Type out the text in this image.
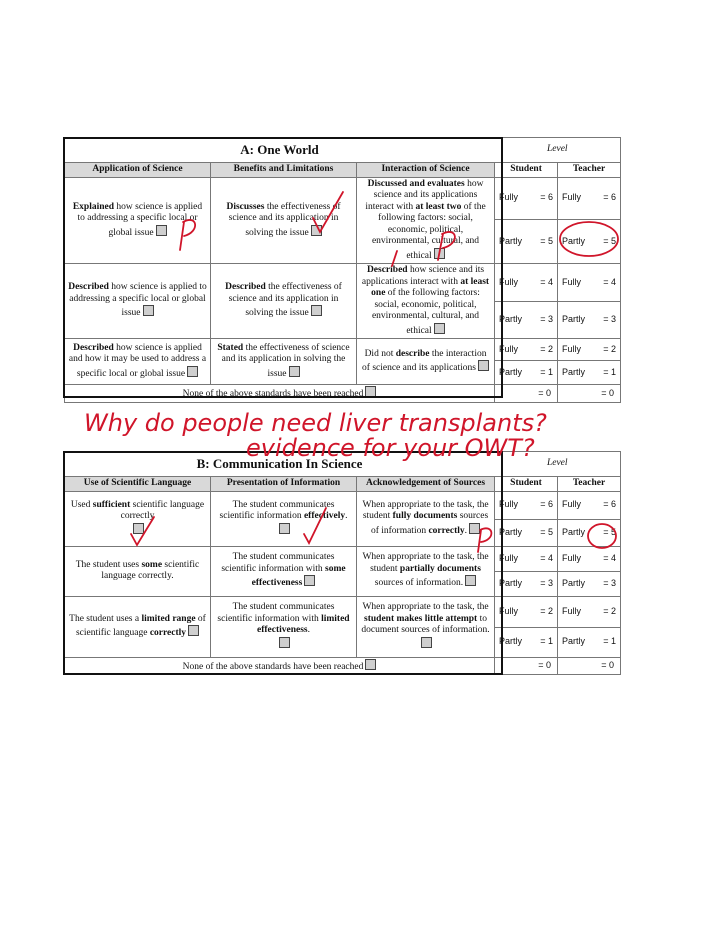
A: One World			Level	
Application of Science	Benefits and Limitations	Interaction of Science	Student	Teacher
Explained how science is applied to addressing a specific local or global issue	Discusses the effectiveness of science and its application in solving the issue	Discussed and evaluates how science and its applications interact with at least two of the following factors: social, economic, political, environmental, cultural, and ethical	Fully = 6	Fully = 6

			Partly = 5	Partly = 5

Described how science is applied to addressing a specific local or global issue	Described the effectiveness of science and its application in solving the issue	Described how science and its applications interact with at least one of the following factors: social, economic, political, environmental, cultural, and ethical	Fully = 4	Fully = 4

			Partly = 3	Partly = 3

Described how science is applied and how it may be used to address a specific local or global issue	Stated the effectiveness of science and its application in solving the issue	Did not describe the interaction of science and its applications	Fully = 2	Fully = 2

			Partly = 1	Partly = 1

None of the above standards have been reached			= 0	= 0
B: Communication In Science			Level	
Use of Scientific Language	Presentation of Information	Acknowledgement of Sources	Student	Teacher
Used sufficient scientific language correctly	The student communicates scientific information effectively.	When appropriate to the task, the student fully documents sources of information correctly.	Fully = 6	Fully = 6

			Partly = 5	Partly = 5

The student uses some scientific language correctly.	The student communicates scientific information with some effectiveness	When appropriate to the task, the student partially documents sources of information.	Fully = 4	Fully = 4

			Partly = 3	Partly = 3

The student uses a limited range of scientific language correctly	The student communicates scientific information with limited effectiveness.	When appropriate to the task, the student makes little attempt to document sources of information.	Fully = 2	Fully = 2

			Partly = 1	Partly = 1

None of the above standards have been reached			= 0	= 0
Why do people need liver transplants?
evidence for your OWT?
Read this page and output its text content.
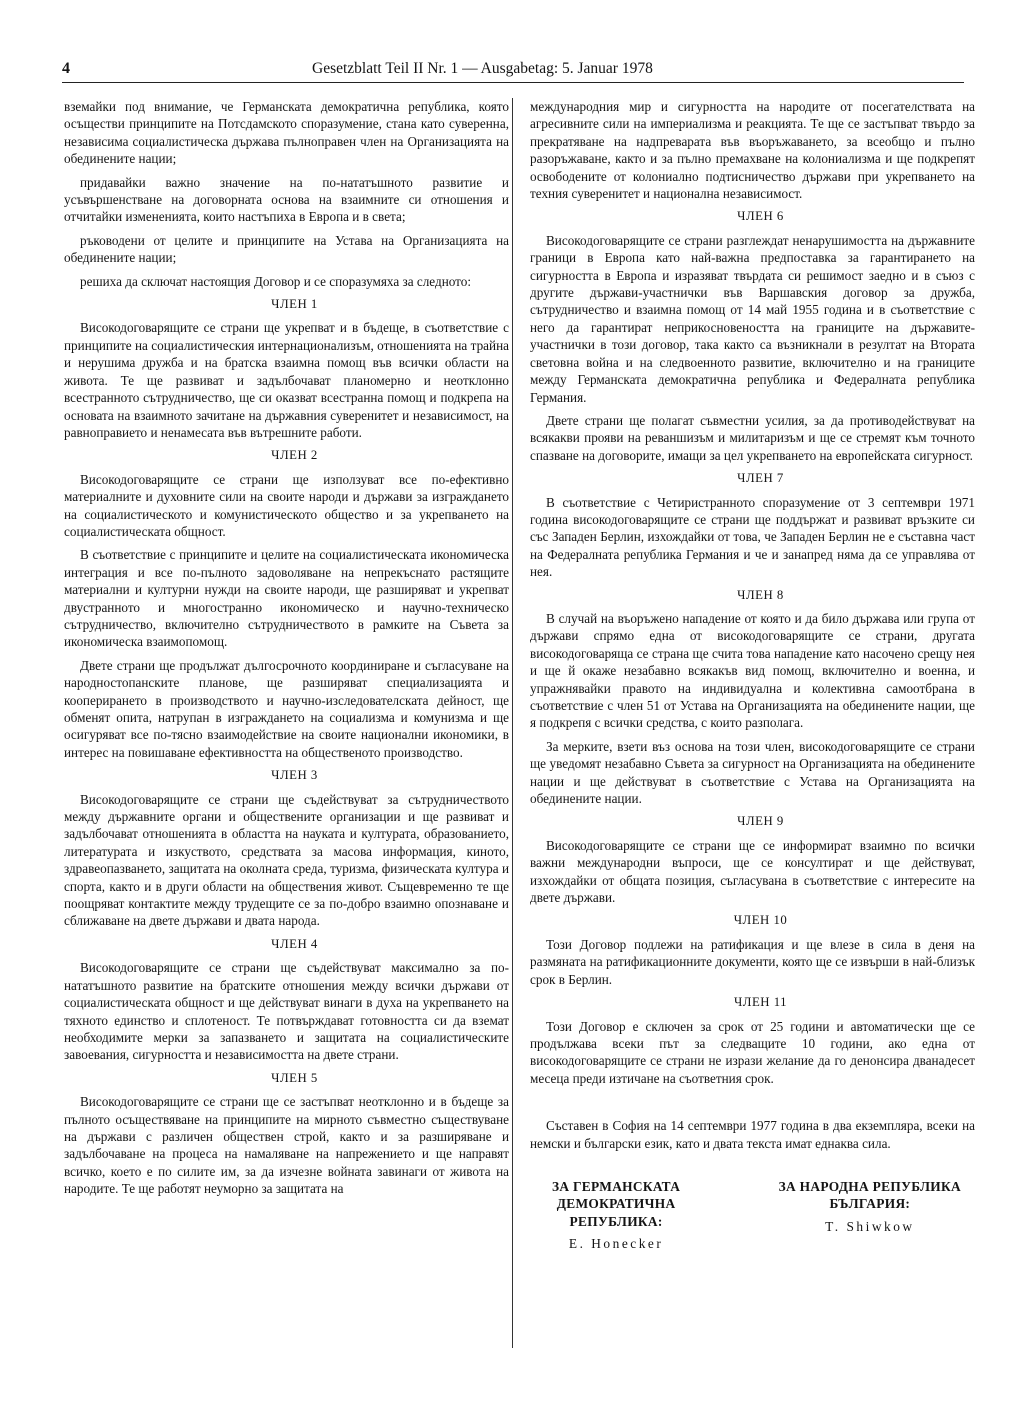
4	Gesetzblatt Teil II Nr. 1 — Ausgabetag: 5. Januar 1978

вземайки под внимание, че Германската демократична република, която осъществи принципите на Потсдамското споразумение, стана като суверенна, независима социалистическа държава пълноправен член на Организацията на обединените нации;

придавайки важно значение на по-нататъшното развитие и усъвършенстване на договорната основа на взаимните си отношения и отчитайки измененията, които настъпиха в Европа и в света;

ръководени от целите и принципите на Устава на Организацията на обединените нации;

решиха да сключат настоящия Договор и се споразумяха за следното:

ЧЛЕН 1

Високодоговарящите се страни ще укрепват и в бъдеще, в съответствие с принципите на социалистическия интернационализъм, отношенията на трайна и нерушима дружба и на братска взаимна помощ във всички области на живота. Те ще развиват и задълбочават планомерно и неотклонно всестранното сътрудничество, ще си оказват всестранна помощ и подкрепа на основата на взаимното зачитане на държавния суверенитет и независимост, на равноправието и ненамесата във вътрешните работи.

ЧЛЕН 2

Високодоговарящите се страни ще използуват все по-ефективно материалните и духовните сили на своите народи и държави за изграждането на социалистическото и комунистическото общество и за укрепването на социалистическата общност.

В съответствие с принципите и целите на социалистическата икономическа интеграция и все по-пълното задоволяване на непрекъснато растящите материални и културни нужди на своите народи, ще разширяват и укрепват двустранното и многостранно икономическо и научно-техническо сътрудничество, включително сътрудничеството в рамките на Съвета за икономическа взаимопомощ.

Двете страни ще продължат дългосрочното координиране и съгласуване на народностопанските планове, ще разширяват специализацията и кооперирането в производството и научно-изследователската дейност, ще обменят опита, натрупан в изграждането на социализма и комунизма и ще осигуряват все по-тясно взаимодействие на своите национални икономики, в интерес на повишаване ефективността на общественото производство.

ЧЛЕН 3

Високодоговарящите се страни ще съдействуват за сътрудничеството между държавните органи и обществените организации и ще развиват и задълбочават отношенията в областта на науката и културата, образованието, литературата и изкуството, средствата за масова информация, киното, здравеопазването, защитата на околната среда, туризма, физическата култура и спорта, както и в други области на обществения живот. Същевременно те ще поощряват контактите между трудещите се за по-добро взаимно опознаване и сближаване на двете държави и двата народа.

ЧЛЕН 4

Високодоговарящите се страни ще съдействуват максимално за по-нататъшното развитие на братските отношения между всички държави от социалистическата общност и ще действуват винаги в духа на укрепването на тяхното единство и сплотеност. Те потвърждават готовността си да вземат необходимите мерки за запазването и защитата на социалистическите завоевания, сигурността и независимостта на двете страни.

ЧЛЕН 5

Високодоговарящите се страни ще се застъпват неотклонно и в бъдеще за пълното осъществяване на принципите на мирното съвместно съществуване на държави с различен обществен строй, както и за разширяване и задълбочаване на процеса на намаляване на напрежението и ще направят всичко, което е по силите им, за да изчезне войната завинаги от живота на народите. Те ще работят неуморно за защитата на

международния мир и сигурността на народите от посегателствата на агресивните сили на империализма и реакцията. Те ще се застъпват твърдо за прекратяване на надпреварата във въоръжаването, за всеобщо и пълно разоръжаване, както и за пълно премахване на колониализма и ще подкрепят освободените от колониално подтисничество държави при укрепването на техния суверенитет и национална независимост.

ЧЛЕН 6

Високодоговарящите се страни разглеждат ненарушимостта на държавните граници в Европа като най-важна предпоставка за гарантирането на сигурността в Европа и изразяват твърдата си решимост заедно и в съюз с другите държави-участнички във Варшавския договор за дружба, сътрудничество и взаимна помощ от 14 май 1955 година и в съответствие с него да гарантират неприкосновеността на границите на държавите-участнички в този договор, така както са възникнали в резултат на Втората световна война и на следвоенното развитие, включително и на границите между Германската демократична република и Федералната република Германия.

Двете страни ще полагат съвместни усилия, за да противодействуват на всякакви прояви на реваншизъм и милитаризъм и ще се стремят към точното спазване на договорите, имащи за цел укрепването на европейската сигурност.

ЧЛЕН 7

В съответствие с Четиристранното споразумение от 3 септември 1971 година високодоговарящите се страни ще поддържат и развиват връзките си със Западен Берлин, изхождайки от това, че Западен Берлин не е съставна част на Федералната република Германия и че и занапред няма да се управлява от нея.

ЧЛЕН 8

В случай на въоръжено нападение от която и да било държава или група от държави спрямо една от високодоговарящите се страни, другата високодоговаряща се страна ще счита това нападение като насочено срещу нея и ще й окаже незабавно всякакъв вид помощ, включително и военна, и упражнявайки правото на индивидуална и колективна самоотбрана в съответствие с член 51 от Устава на Организацията на обединените нации, ще я подкрепя с всички средства, с които разполага.

За мерките, взети въз основа на този член, високодоговарящите се страни ще уведомят незабавно Съвета за сигурност на Организацията на обединените нации и ще действуват в съответствие с Устава на Организацията на обединените нации.

ЧЛЕН 9

Високодоговарящите се страни ще се информират взаимно по всички важни международни въпроси, ще се консултират и ще действуват, изхождайки от общата позиция, съгласувана в съответствие с интересите на двете държави.

ЧЛЕН 10

Този Договор подлежи на ратификация и ще влезе в сила в деня на размяната на ратификационните документи, която ще се извърши в най-близък срок в Берлин.

ЧЛЕН 11

Този Договор е сключен за срок от 25 години и автоматически ще се продължава всеки път за следващите 10 години, ако една от високодоговарящите се страни не изрази желание да го денонсира дванадесет месеца преди изтичане на съответния срок.

Съставен в София на 14 септември 1977 година в два екземпляра, всеки на немски и български език, като и двата текста имат еднаква сила.

ЗА ГЕРМАНСКАТА
ДЕМОКРАТИЧНА
РЕПУБЛИКА:
E. Honecker
ЗА НАРОДНА РЕПУБЛИКА
БЪЛГАРИЯ:
T. Shiwkow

____________

• WORK INSTRUCTIONS: Go through the material above and print all of it exactly, except the pictures.

• REPLY:
Type out the text in this image.
A: One World			Level	
Application of Science	Benefits and Limitations	Interaction of Science	Student	Teacher
Explained how science is applied to addressing a specific local or global issue	Discusses the effectiveness of science and its application in solving the issue	Discussed and evaluates how science and its applications interact with at least two of the following factors: social, economic, political, environmental, cultural, and ethical	Fully = 6	Fully = 6

			Partly = 5	Partly = 5

Described how science is applied to addressing a specific local or global issue	Described the effectiveness of science and its application in solving the issue	Described how science and its applications interact with at least one of the following factors: social, economic, political, environmental, cultural, and ethical	Fully = 4	Fully = 4

			Partly = 3	Partly = 3

Described how science is applied and how it may be used to address a specific local or global issue	Stated the effectiveness of science and its application in solving the issue	Did not describe the interaction of science and its applications	Fully = 2	Fully = 2

			Partly = 1	Partly = 1

None of the above standards have been reached			= 0	= 0
B: Communication In Science			Level	
Use of Scientific Language	Presentation of Information	Acknowledgement of Sources	Student	Teacher
Used sufficient scientific language correctly	The student communicates scientific information effectively.	When appropriate to the task, the student fully documents sources of information correctly.	Fully = 6	Fully = 6

			Partly = 5	Partly = 5

The student uses some scientific language correctly.	The student communicates scientific information with some effectiveness	When appropriate to the task, the student partially documents sources of information.	Fully = 4	Fully = 4

			Partly = 3	Partly = 3

The student uses a limited range of scientific language correctly	The student communicates scientific information with limited effectiveness.	When appropriate to the task, the student makes little attempt to document sources of information.	Fully = 2	Fully = 2

			Partly = 1	Partly = 1

None of the above standards have been reached			= 0	= 0
Why do people need liver transplants?
evidence for your OWT?
Read this page and output its text content.
4	Gesetzblatt Teil II Nr. 1 — Ausgabetag: 5. Januar 1978

вземайки под внимание, че Германската демократична република, която осъществи принципите на Потсдамското споразумение, стана като суверенна, независима социалистическа държава пълноправен член на Организацията на обединените нации;

придавайки важно значение на по-нататъшното развитие и усъвършенстване на договорната основа на взаимните си отношения и отчитайки измененията, които настъпиха в Европа и в света;

ръководени от целите и принципите на Устава на Организацията на обединените нации;

решиха да сключат настоящия Договор и се споразумяха за следното:

ЧЛЕН 1

Високодоговарящите се страни ще укрепват и в бъдеще, в съответствие с принципите на социалистическия интернационализъм, отношенията на трайна и нерушима дружба и на братска взаимна помощ във всички области на живота. Те ще развиват и задълбочават планомерно и неотклонно всестранното сътрудничество, ще си оказват всестранна помощ и подкрепа на основата на взаимното зачитане на държавния суверенитет и независимост, на равноправието и ненамесата във вътрешните работи.

ЧЛЕН 2

Високодоговарящите се страни ще използуват все по-ефективно материалните и духовните сили на своите народи и държави за изграждането на социалистическото и комунистическото общество и за укрепването на социалистическата общност.

В съответствие с принципите и целите на социалистическата икономическа интеграция и все по-пълното задоволяване на непрекъснато растящите материални и културни нужди на своите народи, ще разширяват и укрепват двустранното и многостранно икономическо и научно-техническо сътрудничество, включително сътрудничеството в рамките на Съвета за икономическа взаимопомощ.

Двете страни ще продължат дългосрочното координиране и съгласуване на народностопанските планове, ще разширяват специализацията и кооперирането в производството и научно-изследователската дейност, ще обменят опита, натрупан в изграждането на социализма и комунизма и ще осигуряват все по-тясно взаимодействие на своите национални икономики, в интерес на повишаване ефективността на общественото производство.

ЧЛЕН 3

Високодоговарящите се страни ще съдействуват за сътрудничеството между държавните органи и обществените организации и ще развиват и задълбочават отношенията в областта на науката и културата, образованието, литературата и изкуството, средствата за масова информация, киното, здравеопазването, защитата на околната среда, туризма, физическата култура и спорта, както и в други области на обществения живот. Същевременно те ще поощряват контактите между трудещите се за по-добро взаимно опознаване и сближаване на двете държави и двата народа.

ЧЛЕН 4

Високодоговарящите се страни ще съдействуват максимално за по-нататъшното развитие на братските отношения между всички държави от социалистическата общност и ще действуват винаги в духа на укрепването на тяхното единство и сплотеност. Те потвърждават готовността си да вземат необходимите мерки за запазването и защитата на социалистическите завоевания, сигурността и независимостта на двете страни.

ЧЛЕН 5

Високодоговарящите се страни ще се застъпват неотклонно и в бъдеще за пълното осъществяване на принципите на мирното съвместно съществуване на държави с различен обществен строй, както и за разширяване и задълбочаване на процеса на намаляване на напрежението и ще направят всичко, което е по силите им, за да изчезне войната завинаги от живота на народите. Те ще работят неуморно за защитата на

международния мир и сигурността на народите от посегателствата на агресивните сили на империализма и реакцията. Те ще се застъпват твърдо за прекратяване на надпреварата във въоръжаването, за всеобщо и пълно разоръжаване, както и за пълно премахване на колониализма и ще подкрепят освободените от колониално подтисничество държави при укрепването на техния суверенитет и национална независимост.

ЧЛЕН 6

Високодоговарящите се страни разглеждат ненарушимостта на държавните граници в Европа като най-важна предпоставка за гарантирането на сигурността в Европа и изразяват твърдата си решимост заедно и в съюз с другите държави-участнички във Варшавския договор за дружба, сътрудничество и взаимна помощ от 14 май 1955 година и в съответствие с него да гарантират неприкосновеността на границите на държавите-участнички в този договор, така както са възникнали в резултат на Втората световна война и на следвоенното развитие, включително и на границите между Германската демократична република и Федералната република Германия.

Двете страни ще полагат съвместни усилия, за да противодействуват на всякакви прояви на реваншизъм и милитаризъм и ще се стремят към точното спазване на договорите, имащи за цел укрепването на европейската сигурност.

ЧЛЕН 7

В съответствие с Четиристранното споразумение от 3 септември 1971 година високодоговарящите се страни ще поддържат и развиват връзките си със Западен Берлин, изхождайки от това, че Западен Берлин не е съставна част на Федералната република Германия и че и занапред няма да се управлява от нея.

ЧЛЕН 8

В случай на въоръжено нападение от която и да било държава или група от държави спрямо една от високодоговарящите се страни, другата високодоговаряща се страна ще счита това нападение като насочено срещу нея и ще й окаже незабавно всякакъв вид помощ, включително и военна, и упражнявайки правото на индивидуална и колективна самоотбрана в съответствие с член 51 от Устава на Организацията на обединените нации, ще я подкрепя с всички средства, с които разполага.

За мерките, взети въз основа на този член, високодоговарящите се страни ще уведомят незабавно Съвета за сигурност на Организацията на обединените нации и ще действуват в съответствие с Устава на Организацията на обединените нации.

ЧЛЕН 9

Високодоговарящите се страни ще се информират взаимно по всички важни международни въпроси, ще се консултират и ще действуват, изхождайки от общата позиция, съгласувана в съответствие с интересите на двете държави.

ЧЛЕН 10

Този Договор подлежи на ратификация и ще влезе в сила в деня на размяната на ратификационните документи, която ще се извърши в най-близък срок в Берлин.

ЧЛЕН 11

Този Договор е сключен за срок от 25 години и автоматически ще се продължава всеки път за следващите 10 години, ако една от високодоговарящите се страни не изрази желание да го денонсира дванадесет месеца преди изтичане на съответния срок.

Съставен в София на 14 септември 1977 година в два екземпляра, всеки на немски и български език, като и двата текста имат еднаква сила.

ЗА ГЕРМАНСКАТА
ДЕМОКРАТИЧНА
РЕПУБЛИКА:
E. Honecker
ЗА НАРОДНА РЕПУБЛИКА
БЪЛГАРИЯ:
T. Shiwkow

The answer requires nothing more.